_Task_
In the material below, find each line holding the string "more" and copy it.

_Provided records_
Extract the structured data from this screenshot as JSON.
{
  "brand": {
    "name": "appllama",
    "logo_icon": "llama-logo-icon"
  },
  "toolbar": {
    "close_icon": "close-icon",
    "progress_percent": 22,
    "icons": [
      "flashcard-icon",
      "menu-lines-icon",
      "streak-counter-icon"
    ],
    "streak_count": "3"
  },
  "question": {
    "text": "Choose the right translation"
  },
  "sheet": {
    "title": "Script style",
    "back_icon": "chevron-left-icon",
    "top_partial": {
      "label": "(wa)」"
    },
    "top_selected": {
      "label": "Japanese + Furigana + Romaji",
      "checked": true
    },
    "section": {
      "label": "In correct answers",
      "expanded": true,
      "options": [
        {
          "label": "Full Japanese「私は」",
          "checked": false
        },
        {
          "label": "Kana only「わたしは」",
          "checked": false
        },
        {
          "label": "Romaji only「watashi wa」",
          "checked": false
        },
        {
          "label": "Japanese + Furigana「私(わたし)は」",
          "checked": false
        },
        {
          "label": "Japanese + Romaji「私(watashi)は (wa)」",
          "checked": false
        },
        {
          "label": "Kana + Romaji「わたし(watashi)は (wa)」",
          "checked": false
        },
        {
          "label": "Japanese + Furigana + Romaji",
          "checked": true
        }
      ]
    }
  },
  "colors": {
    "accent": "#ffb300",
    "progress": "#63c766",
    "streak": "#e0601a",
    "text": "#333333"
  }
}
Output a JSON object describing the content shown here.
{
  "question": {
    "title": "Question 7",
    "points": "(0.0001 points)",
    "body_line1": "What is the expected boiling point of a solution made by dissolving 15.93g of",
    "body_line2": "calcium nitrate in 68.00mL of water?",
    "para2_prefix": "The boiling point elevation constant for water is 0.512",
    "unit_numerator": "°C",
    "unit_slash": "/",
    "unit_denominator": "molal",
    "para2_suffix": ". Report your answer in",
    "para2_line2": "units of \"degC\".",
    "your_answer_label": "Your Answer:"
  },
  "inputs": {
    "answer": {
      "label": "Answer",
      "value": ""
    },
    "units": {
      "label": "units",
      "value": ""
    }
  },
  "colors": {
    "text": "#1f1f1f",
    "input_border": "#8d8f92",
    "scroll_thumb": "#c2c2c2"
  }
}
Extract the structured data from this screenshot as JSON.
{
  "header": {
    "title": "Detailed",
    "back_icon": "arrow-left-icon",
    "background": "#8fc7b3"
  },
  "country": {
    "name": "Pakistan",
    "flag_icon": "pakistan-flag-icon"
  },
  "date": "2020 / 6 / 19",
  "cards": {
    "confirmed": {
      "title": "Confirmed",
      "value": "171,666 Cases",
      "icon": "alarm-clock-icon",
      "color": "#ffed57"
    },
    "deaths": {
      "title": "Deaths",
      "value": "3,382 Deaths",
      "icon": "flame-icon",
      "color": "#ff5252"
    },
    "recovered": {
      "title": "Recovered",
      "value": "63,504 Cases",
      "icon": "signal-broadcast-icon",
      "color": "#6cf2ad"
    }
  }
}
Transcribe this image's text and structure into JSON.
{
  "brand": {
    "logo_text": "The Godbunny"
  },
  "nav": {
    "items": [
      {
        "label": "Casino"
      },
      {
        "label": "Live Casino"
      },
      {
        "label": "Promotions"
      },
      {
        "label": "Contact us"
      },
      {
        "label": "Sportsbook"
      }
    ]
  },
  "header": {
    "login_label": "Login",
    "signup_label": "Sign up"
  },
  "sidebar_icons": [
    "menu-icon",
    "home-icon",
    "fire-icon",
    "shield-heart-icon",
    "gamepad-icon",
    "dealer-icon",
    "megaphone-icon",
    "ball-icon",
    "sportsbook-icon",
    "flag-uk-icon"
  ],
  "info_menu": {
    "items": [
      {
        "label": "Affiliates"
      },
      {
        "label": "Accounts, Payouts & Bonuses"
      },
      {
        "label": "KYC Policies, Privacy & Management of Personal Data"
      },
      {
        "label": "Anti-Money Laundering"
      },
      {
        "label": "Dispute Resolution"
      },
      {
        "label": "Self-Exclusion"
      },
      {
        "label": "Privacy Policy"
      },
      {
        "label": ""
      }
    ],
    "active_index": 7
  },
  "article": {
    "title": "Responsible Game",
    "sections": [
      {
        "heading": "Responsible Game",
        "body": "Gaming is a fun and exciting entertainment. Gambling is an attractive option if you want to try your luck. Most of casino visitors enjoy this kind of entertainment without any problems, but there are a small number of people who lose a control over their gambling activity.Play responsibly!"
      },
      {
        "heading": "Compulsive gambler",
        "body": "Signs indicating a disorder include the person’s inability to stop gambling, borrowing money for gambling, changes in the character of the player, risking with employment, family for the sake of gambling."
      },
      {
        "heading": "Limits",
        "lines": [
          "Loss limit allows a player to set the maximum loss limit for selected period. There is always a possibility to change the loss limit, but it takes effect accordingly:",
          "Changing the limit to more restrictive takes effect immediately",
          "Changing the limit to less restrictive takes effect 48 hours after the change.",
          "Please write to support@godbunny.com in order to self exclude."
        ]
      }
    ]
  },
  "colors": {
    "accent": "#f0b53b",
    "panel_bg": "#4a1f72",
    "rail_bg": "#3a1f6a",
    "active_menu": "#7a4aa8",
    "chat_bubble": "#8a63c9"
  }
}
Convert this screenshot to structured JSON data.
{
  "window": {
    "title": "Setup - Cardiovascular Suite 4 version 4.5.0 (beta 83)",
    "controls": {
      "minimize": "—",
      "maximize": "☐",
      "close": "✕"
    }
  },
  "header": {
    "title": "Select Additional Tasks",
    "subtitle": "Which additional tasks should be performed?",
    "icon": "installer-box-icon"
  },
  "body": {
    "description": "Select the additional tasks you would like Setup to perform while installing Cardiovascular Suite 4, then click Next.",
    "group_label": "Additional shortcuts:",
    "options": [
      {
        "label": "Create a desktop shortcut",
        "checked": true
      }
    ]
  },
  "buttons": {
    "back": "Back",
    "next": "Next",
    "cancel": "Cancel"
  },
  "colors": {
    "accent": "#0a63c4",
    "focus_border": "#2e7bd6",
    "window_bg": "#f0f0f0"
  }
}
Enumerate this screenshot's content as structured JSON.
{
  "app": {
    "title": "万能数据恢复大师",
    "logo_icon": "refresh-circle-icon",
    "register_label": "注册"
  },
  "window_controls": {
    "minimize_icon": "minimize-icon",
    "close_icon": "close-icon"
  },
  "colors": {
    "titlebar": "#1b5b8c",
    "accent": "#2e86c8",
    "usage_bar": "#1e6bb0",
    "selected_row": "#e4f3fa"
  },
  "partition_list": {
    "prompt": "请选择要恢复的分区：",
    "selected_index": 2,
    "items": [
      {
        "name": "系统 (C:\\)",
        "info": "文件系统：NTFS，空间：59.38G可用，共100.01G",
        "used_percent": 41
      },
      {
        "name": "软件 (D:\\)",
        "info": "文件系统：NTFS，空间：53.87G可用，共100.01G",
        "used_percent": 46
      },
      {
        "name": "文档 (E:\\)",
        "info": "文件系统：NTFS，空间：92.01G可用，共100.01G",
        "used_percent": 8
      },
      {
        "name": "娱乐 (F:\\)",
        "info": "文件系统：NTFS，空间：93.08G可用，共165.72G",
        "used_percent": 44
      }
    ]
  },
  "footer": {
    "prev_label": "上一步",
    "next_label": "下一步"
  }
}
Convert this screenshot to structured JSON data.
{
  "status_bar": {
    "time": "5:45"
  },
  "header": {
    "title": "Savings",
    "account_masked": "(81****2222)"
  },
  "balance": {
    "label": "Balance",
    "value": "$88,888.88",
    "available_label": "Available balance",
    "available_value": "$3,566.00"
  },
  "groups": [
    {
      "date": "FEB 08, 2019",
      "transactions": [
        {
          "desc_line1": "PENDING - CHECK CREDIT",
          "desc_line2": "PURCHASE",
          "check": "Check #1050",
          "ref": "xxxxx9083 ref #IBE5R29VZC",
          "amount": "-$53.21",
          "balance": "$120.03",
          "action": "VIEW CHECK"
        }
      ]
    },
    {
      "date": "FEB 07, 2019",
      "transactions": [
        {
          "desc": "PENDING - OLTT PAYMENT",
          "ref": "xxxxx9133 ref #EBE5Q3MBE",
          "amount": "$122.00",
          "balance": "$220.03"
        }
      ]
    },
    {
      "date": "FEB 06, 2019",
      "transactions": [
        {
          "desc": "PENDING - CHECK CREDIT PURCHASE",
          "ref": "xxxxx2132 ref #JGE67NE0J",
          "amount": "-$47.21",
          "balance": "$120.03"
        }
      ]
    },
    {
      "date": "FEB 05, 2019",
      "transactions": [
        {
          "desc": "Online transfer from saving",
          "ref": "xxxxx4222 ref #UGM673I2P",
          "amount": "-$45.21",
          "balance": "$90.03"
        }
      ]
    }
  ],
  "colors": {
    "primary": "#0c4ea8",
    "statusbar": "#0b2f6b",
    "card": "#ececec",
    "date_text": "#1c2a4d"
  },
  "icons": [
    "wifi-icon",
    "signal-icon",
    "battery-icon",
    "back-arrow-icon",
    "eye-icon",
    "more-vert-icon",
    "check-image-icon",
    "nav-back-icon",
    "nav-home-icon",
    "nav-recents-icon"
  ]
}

_Answer to the exercise_
          "Changing the limit to more restrictive takes effect immediately",
    "more-vert-icon",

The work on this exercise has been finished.